• **STATED EXERCISE**
Repeat the material in full. Keep every line exactly as it is.

(Data excerpts)

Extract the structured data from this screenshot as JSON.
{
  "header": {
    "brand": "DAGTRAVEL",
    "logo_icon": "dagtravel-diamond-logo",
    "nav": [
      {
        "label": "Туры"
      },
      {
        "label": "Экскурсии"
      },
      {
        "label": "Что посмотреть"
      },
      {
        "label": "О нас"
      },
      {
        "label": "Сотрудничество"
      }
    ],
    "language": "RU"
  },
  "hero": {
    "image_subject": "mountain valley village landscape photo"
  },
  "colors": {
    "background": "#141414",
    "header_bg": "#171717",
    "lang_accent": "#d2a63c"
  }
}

• **OUTPUT FOR THIS EXERCISE**
Extract the structured data from this screenshot as JSON.
{
  "header": {
    "brand": "DAGTRAVEL",
    "logo_icon": "dagtravel-diamond-logo",
    "nav": [
      {
        "label": "Туры"
      },
      {
        "label": "Экскурсии"
      },
      {
        "label": "Что посмотреть"
      },
      {
        "label": "О нас"
      },
      {
        "label": "Сотрудничество"
      }
    ],
    "language": "RU"
  },
  "hero": {
    "image_subject": "mountain valley village landscape photo"
  },
  "colors": {
    "background": "#141414",
    "header_bg": "#171717",
    "lang_accent": "#d2a63c"
  }
}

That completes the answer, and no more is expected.